Os fantasmas dos escândalos da gestão Ibaneis Rocha no Distrito Federal (DF) rondam a atual governadora Celina Leão na caminhada que antecede a disputa pelo Palácio do Buriti em 2026.
Mesmo que tente construir uma imagem de continuidade administrativa sem herdar o desgaste político, as situações de corrupção, suspeitas e investigações acumuladas ao longo de quase oito anos da gestão Ibaneis voltam ao centro do debate, especialmente diante do caso BRB e Banco Master.
Relembre
O governo Ibaneis cruzou a pandemia sob sérias desconfianças: em 2020, o então secretário de Saúde, Francisco Araújo Filho, foi preso acusado de participar de um esquema de superfaturamento de testes de Covid. O prejuízo causado foi de R$ 73 milhões.
Ibaneis, à época, viu a Operação Falso Negativo como “desnecessária” e esperou mais de 20 dias para exonerar o secretário.
Ainda no âmbito da saúde, o Instituto de Gestão Estratégica de Saúde do Distrito Federal (Iges-DF) virou alvo de diversas investigações sobre contratos e irregularidades no fornecimento de alimentação hospitalar.
No sistema penitenciário, a Operação Maré Alta revelou suspeitas quanto ao valor do aluguel de um prédio, que chegou a R$ 225 mil mensais. Aluguéis ainda surgiram na tentativa do GDF de locar sem licitação um imóvel avaliado em R$ 42 milhões. O local pertencia a um aliado político do ex-governador.

++++++++++

INSTRUÇÕES DAS TAREFAS
• A. Traduza para o inglês esta frase do texto sobre os escândalos da gestão Ibaneis: "Ibaneis, à época, viu a Operação Falso Negativo como “desnecessária” e esperou mais de 20 dias para exonerar o secretário."
• B. Dê a continuação do texto sobre os escândalos da gestão Ibaneis, a partir da última frase apresentada.
A listagem que vem depois deste texto tem origem em outra fonte.

(Registros de dados armazenados)
++++++++++

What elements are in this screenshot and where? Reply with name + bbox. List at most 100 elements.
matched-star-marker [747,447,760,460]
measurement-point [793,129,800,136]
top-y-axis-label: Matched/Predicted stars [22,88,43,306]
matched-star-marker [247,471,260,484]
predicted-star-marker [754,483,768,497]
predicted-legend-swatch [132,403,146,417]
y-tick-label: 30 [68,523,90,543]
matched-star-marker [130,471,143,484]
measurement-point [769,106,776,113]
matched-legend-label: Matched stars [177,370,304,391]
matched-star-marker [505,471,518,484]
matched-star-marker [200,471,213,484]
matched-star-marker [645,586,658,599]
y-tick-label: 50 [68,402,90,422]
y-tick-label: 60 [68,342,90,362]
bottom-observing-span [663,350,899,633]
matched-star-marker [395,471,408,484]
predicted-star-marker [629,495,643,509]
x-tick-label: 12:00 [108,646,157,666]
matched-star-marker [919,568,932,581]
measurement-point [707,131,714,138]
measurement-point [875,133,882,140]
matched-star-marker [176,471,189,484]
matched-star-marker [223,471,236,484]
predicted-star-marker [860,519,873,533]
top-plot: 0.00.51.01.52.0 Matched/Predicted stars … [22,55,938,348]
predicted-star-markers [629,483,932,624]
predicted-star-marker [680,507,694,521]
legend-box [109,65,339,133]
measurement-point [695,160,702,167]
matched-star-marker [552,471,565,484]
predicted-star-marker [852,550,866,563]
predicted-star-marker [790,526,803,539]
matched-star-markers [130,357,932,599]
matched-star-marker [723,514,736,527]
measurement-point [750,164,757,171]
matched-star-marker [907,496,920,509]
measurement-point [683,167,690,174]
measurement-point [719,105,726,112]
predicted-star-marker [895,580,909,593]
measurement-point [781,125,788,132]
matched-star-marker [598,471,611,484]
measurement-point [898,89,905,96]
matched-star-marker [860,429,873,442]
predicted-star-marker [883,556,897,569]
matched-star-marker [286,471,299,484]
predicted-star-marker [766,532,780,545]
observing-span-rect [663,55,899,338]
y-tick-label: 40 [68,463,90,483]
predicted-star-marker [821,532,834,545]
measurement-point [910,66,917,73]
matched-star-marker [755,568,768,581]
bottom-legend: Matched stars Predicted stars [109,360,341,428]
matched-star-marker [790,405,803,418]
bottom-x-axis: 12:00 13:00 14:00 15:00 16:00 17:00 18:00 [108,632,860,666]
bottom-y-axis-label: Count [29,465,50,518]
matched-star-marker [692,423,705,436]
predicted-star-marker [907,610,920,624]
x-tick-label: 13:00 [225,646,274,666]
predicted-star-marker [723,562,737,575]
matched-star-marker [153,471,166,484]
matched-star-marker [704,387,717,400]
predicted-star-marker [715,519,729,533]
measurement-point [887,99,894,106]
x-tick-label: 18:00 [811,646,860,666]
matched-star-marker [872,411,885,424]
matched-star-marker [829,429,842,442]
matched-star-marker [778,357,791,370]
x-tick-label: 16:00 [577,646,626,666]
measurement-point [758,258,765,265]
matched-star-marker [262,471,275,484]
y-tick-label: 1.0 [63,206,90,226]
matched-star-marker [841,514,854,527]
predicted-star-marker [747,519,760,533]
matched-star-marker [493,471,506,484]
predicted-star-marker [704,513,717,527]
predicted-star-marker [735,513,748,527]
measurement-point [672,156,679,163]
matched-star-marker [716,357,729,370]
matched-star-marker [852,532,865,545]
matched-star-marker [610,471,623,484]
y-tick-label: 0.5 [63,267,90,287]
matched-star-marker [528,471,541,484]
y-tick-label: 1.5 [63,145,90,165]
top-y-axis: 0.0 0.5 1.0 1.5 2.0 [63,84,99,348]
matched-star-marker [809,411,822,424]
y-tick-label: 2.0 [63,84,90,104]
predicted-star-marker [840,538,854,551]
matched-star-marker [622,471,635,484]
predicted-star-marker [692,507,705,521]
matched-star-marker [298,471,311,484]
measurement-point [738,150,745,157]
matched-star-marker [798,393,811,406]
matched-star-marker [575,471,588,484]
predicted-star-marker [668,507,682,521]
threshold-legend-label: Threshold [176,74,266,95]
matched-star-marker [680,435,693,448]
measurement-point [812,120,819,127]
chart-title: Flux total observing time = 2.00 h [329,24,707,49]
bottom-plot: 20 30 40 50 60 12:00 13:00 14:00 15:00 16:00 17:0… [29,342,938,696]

++++++++++

RESPOSTAS DO EXERCÍCIO
• A. Ibaneis, at the time, viewed Operation Falso Negativo as "unnecessary" and waited more than 20 days to dismiss the secretary.

• B.
Na área econômica, o ex-chefe da pasta, Ney Ferraz Júnior, foi condenado a nove anos e nove meses por corrupção e lavagem de dinheiro em ações referentes ao Instituto de Previdência dos Servidores do Distrito Federal (Iprev-DF).
Dias de hoje
Com o escândalo do Banco Master, o encerramento do ciclo político de Ibaneis se transformou em um novo atrito para o grupo político.
O fato é que Celina tenta se blindar da crise. Ela tem repetido que a preocupação com uma eventual citação “é zero”, justificando que nunca teve afinidade com o ex-presidente do BRB, Paulo Henrique Costa.
Mesmo assim, adversários avaliam que é difícil desvincular Leão de Rocha. Isso em razão dos episódios dos últimos anos serem vistos como perigosos. Em quase todos os casos, o antigo governador só fez exonerações após pressões políticas, decisões judiciais ou avanços das investigações.
Para os opositores, o BRB é o símbolo final da lógica, sendo um banco público utilizado como instrumento político para operações bilionárias de alto risco.
*O Portal Infonews procurou a assessoria da governadora Celina Leão para eventual posicionamento sobre os fatos citados na reportagem, mas até o momento não houve retorno.